Source records:
—————

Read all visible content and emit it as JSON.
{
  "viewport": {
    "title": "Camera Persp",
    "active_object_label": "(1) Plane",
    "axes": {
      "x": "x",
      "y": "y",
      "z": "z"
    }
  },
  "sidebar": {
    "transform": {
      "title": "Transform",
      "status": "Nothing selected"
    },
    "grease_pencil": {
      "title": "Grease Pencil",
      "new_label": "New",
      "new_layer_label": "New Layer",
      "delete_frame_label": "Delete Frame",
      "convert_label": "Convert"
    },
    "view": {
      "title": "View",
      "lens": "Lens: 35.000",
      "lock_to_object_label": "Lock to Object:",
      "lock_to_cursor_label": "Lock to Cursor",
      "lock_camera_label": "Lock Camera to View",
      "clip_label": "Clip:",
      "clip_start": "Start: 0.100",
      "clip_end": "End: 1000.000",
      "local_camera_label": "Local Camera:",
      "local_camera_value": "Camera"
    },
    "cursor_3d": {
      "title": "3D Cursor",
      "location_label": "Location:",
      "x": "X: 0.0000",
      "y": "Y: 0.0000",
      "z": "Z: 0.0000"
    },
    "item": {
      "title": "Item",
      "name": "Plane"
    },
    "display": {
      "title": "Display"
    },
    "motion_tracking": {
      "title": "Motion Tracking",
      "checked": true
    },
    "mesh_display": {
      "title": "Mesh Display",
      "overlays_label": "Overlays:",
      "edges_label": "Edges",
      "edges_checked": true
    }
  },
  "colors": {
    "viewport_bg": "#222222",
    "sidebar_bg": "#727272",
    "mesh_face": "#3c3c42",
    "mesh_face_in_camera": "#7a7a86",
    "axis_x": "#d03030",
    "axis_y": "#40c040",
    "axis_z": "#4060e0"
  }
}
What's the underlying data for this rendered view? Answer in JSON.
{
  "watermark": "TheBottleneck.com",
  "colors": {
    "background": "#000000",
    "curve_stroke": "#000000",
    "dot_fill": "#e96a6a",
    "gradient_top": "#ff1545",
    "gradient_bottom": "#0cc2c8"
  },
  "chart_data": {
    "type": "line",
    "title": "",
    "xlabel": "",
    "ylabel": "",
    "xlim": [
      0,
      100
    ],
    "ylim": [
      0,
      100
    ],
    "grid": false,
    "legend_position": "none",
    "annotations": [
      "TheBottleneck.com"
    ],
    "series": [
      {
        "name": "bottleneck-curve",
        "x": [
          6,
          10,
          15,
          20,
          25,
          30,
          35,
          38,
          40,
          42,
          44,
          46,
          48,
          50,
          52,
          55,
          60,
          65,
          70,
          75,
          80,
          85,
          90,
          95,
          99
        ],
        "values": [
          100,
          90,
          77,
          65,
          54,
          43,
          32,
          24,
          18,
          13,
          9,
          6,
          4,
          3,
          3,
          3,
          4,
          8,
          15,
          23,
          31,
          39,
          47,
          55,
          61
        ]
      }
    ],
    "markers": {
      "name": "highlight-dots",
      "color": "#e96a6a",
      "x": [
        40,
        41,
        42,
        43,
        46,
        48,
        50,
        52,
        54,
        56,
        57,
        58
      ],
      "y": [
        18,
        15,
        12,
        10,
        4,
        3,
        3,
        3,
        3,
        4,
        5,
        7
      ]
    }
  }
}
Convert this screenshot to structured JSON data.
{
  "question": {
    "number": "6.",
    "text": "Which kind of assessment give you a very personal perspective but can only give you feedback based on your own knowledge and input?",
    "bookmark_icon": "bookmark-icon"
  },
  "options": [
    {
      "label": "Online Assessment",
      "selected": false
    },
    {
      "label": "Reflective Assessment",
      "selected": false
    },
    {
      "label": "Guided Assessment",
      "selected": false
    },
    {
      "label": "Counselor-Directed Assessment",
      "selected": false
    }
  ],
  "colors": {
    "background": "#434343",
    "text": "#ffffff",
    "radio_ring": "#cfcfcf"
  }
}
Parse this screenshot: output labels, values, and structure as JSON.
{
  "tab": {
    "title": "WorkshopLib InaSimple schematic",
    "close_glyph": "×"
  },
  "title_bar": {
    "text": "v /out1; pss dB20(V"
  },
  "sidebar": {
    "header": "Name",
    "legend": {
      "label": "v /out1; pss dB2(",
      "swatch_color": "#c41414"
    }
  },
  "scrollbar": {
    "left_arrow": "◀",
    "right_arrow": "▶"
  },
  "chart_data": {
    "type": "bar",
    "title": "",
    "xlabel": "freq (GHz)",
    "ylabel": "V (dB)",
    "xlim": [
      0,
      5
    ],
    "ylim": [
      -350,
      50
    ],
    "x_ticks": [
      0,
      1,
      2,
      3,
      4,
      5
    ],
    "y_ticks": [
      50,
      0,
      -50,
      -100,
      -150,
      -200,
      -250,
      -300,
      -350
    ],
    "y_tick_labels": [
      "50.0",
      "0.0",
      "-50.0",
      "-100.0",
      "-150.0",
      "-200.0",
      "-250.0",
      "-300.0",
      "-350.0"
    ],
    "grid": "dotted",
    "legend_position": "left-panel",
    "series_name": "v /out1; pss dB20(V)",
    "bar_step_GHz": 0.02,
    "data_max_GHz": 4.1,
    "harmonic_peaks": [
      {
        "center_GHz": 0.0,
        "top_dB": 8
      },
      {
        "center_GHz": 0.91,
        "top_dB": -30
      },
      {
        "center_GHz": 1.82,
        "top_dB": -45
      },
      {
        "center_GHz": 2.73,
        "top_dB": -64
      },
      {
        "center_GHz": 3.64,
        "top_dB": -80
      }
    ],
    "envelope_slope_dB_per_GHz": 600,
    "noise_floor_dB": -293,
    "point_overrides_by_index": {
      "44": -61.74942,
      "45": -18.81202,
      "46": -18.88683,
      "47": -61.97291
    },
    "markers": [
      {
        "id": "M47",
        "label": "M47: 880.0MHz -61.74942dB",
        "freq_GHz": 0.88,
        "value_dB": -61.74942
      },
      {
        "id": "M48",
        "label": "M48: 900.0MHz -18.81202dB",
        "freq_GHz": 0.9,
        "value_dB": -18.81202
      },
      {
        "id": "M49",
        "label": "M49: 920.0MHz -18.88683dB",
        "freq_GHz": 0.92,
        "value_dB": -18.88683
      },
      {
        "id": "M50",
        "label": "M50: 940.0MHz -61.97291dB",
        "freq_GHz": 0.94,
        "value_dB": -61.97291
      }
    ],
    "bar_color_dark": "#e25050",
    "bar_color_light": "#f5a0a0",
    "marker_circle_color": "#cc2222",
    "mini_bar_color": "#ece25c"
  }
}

—————

GOAL: Extract every entry in the listing word for word.

FINISHED TASK:
Read all visible content and emit it as JSON.
{
  "viewport": {
    "title": "Camera Persp",
    "active_object_label": "(1) Plane",
    "axes": {
      "x": "x",
      "y": "y",
      "z": "z"
    }
  },
  "sidebar": {
    "transform": {
      "title": "Transform",
      "status": "Nothing selected"
    },
    "grease_pencil": {
      "title": "Grease Pencil",
      "new_label": "New",
      "new_layer_label": "New Layer",
      "delete_frame_label": "Delete Frame",
      "convert_label": "Convert"
    },
    "view": {
      "title": "View",
      "lens": "Lens: 35.000",
      "lock_to_object_label": "Lock to Object:",
      "lock_to_cursor_label": "Lock to Cursor",
      "lock_camera_label": "Lock Camera to View",
      "clip_label": "Clip:",
      "clip_start": "Start: 0.100",
      "clip_end": "End: 1000.000",
      "local_camera_label": "Local Camera:",
      "local_camera_value": "Camera"
    },
    "cursor_3d": {
      "title": "3D Cursor",
      "location_label": "Location:",
      "x": "X: 0.0000",
      "y": "Y: 0.0000",
      "z": "Z: 0.0000"
    },
    "item": {
      "title": "Item",
      "name": "Plane"
    },
    "display": {
      "title": "Display"
    },
    "motion_tracking": {
      "title": "Motion Tracking",
      "checked": true
    },
    "mesh_display": {
      "title": "Mesh Display",
      "overlays_label": "Overlays:",
      "edges_label": "Edges",
      "edges_checked": true
    }
  },
  "colors": {
    "viewport_bg": "#222222",
    "sidebar_bg": "#727272",
    "mesh_face": "#3c3c42",
    "mesh_face_in_camera": "#7a7a86",
    "axis_x": "#d03030",
    "axis_y": "#40c040",
    "axis_z": "#4060e0"
  }
}
What's the underlying data for this rendered view? Answer in JSON.
{
  "watermark": "TheBottleneck.com",
  "colors": {
    "background": "#000000",
    "curve_stroke": "#000000",
    "dot_fill": "#e96a6a",
    "gradient_top": "#ff1545",
    "gradient_bottom": "#0cc2c8"
  },
  "chart_data": {
    "type": "line",
    "title": "",
    "xlabel": "",
    "ylabel": "",
    "xlim": [
      0,
      100
    ],
    "ylim": [
      0,
      100
    ],
    "grid": false,
    "legend_position": "none",
    "annotations": [
      "TheBottleneck.com"
    ],
    "series": [
      {
        "name": "bottleneck-curve",
        "x": [
          6,
          10,
          15,
          20,
          25,
          30,
          35,
          38,
          40,
          42,
          44,
          46,
          48,
          50,
          52,
          55,
          60,
          65,
          70,
          75,
          80,
          85,
          90,
          95,
          99
        ],
        "values": [
          100,
          90,
          77,
          65,
          54,
          43,
          32,
          24,
          18,
          13,
          9,
          6,
          4,
          3,
          3,
          3,
          4,
          8,
          15,
          23,
          31,
          39,
          47,
          55,
          61
        ]
      }
    ],
    "markers": {
      "name": "highlight-dots",
      "color": "#e96a6a",
      "x": [
        40,
        41,
        42,
        43,
        46,
        48,
        50,
        52,
        54,
        56,
        57,
        58
      ],
      "y": [
        18,
        15,
        12,
        10,
        4,
        3,
        3,
        3,
        3,
        4,
        5,
        7
      ]
    }
  }
}
Convert this screenshot to structured JSON data.
{
  "question": {
    "number": "6.",
    "text": "Which kind of assessment give you a very personal perspective but can only give you feedback based on your own knowledge and input?",
    "bookmark_icon": "bookmark-icon"
  },
  "options": [
    {
      "label": "Online Assessment",
      "selected": false
    },
    {
      "label": "Reflective Assessment",
      "selected": false
    },
    {
      "label": "Guided Assessment",
      "selected": false
    },
    {
      "label": "Counselor-Directed Assessment",
      "selected": false
    }
  ],
  "colors": {
    "background": "#434343",
    "text": "#ffffff",
    "radio_ring": "#cfcfcf"
  }
}
Parse this screenshot: output labels, values, and structure as JSON.
{
  "tab": {
    "title": "WorkshopLib InaSimple schematic",
    "close_glyph": "×"
  },
  "title_bar": {
    "text": "v /out1; pss dB20(V"
  },
  "sidebar": {
    "header": "Name",
    "legend": {
      "label": "v /out1; pss dB2(",
      "swatch_color": "#c41414"
    }
  },
  "scrollbar": {
    "left_arrow": "◀",
    "right_arrow": "▶"
  },
  "chart_data": {
    "type": "bar",
    "title": "",
    "xlabel": "freq (GHz)",
    "ylabel": "V (dB)",
    "xlim": [
      0,
      5
    ],
    "ylim": [
      -350,
      50
    ],
    "x_ticks": [
      0,
      1,
      2,
      3,
      4,
      5
    ],
    "y_ticks": [
      50,
      0,
      -50,
      -100,
      -150,
      -200,
      -250,
      -300,
      -350
    ],
    "y_tick_labels": [
      "50.0",
      "0.0",
      "-50.0",
      "-100.0",
      "-150.0",
      "-200.0",
      "-250.0",
      "-300.0",
      "-350.0"
    ],
    "grid": "dotted",
    "legend_position": "left-panel",
    "series_name": "v /out1; pss dB20(V)",
    "bar_step_GHz": 0.02,
    "data_max_GHz": 4.1,
    "harmonic_peaks": [
      {
        "center_GHz": 0.0,
        "top_dB": 8
      },
      {
        "center_GHz": 0.91,
        "top_dB": -30
      },
      {
        "center_GHz": 1.82,
        "top_dB": -45
      },
      {
        "center_GHz": 2.73,
        "top_dB": -64
      },
      {
        "center_GHz": 3.64,
        "top_dB": -80
      }
    ],
    "envelope_slope_dB_per_GHz": 600,
    "noise_floor_dB": -293,
    "point_overrides_by_index": {
      "44": -61.74942,
      "45": -18.81202,
      "46": -18.88683,
      "47": -61.97291
    },
    "markers": [
      {
        "id": "M47",
        "label": "M47: 880.0MHz -61.74942dB",
        "freq_GHz": 0.88,
        "value_dB": -61.74942
      },
      {
        "id": "M48",
        "label": "M48: 900.0MHz -18.81202dB",
        "freq_GHz": 0.9,
        "value_dB": -18.81202
      },
      {
        "id": "M49",
        "label": "M49: 920.0MHz -18.88683dB",
        "freq_GHz": 0.92,
        "value_dB": -18.88683
      },
      {
        "id": "M50",
        "label": "M50: 940.0MHz -61.97291dB",
        "freq_GHz": 0.94,
        "value_dB": -61.97291
      }
    ],
    "bar_color_dark": "#e25050",
    "bar_color_light": "#f5a0a0",
    "marker_circle_color": "#cc2222",
    "mini_bar_color": "#ece25c"
  }
}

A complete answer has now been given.